- Required task: Return every record verbatim.

- Records for this exercise:

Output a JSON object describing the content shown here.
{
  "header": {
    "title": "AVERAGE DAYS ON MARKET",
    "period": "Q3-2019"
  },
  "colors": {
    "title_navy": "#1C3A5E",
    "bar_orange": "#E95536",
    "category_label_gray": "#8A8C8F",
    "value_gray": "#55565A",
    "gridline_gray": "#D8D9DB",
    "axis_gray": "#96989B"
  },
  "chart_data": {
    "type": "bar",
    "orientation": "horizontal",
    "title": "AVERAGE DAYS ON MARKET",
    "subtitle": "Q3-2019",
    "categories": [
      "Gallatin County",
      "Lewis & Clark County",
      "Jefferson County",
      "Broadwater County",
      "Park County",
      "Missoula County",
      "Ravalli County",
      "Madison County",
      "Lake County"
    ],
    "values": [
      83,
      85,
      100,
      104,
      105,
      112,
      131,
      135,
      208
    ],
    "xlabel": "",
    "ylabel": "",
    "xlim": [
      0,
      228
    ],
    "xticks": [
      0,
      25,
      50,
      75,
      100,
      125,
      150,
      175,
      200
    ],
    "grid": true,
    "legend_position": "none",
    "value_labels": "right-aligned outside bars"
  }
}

- Answer in full:
Output a JSON object describing the content shown here.
{
  "header": {
    "title": "AVERAGE DAYS ON MARKET",
    "period": "Q3-2019"
  },
  "colors": {
    "title_navy": "#1C3A5E",
    "bar_orange": "#E95536",
    "category_label_gray": "#8A8C8F",
    "value_gray": "#55565A",
    "gridline_gray": "#D8D9DB",
    "axis_gray": "#96989B"
  },
  "chart_data": {
    "type": "bar",
    "orientation": "horizontal",
    "title": "AVERAGE DAYS ON MARKET",
    "subtitle": "Q3-2019",
    "categories": [
      "Gallatin County",
      "Lewis & Clark County",
      "Jefferson County",
      "Broadwater County",
      "Park County",
      "Missoula County",
      "Ravalli County",
      "Madison County",
      "Lake County"
    ],
    "values": [
      83,
      85,
      100,
      104,
      105,
      112,
      131,
      135,
      208
    ],
    "xlabel": "",
    "ylabel": "",
    "xlim": [
      0,
      228
    ],
    "xticks": [
      0,
      25,
      50,
      75,
      100,
      125,
      150,
      175,
      200
    ],
    "grid": true,
    "legend_position": "none",
    "value_labels": "right-aligned outside bars"
  }
}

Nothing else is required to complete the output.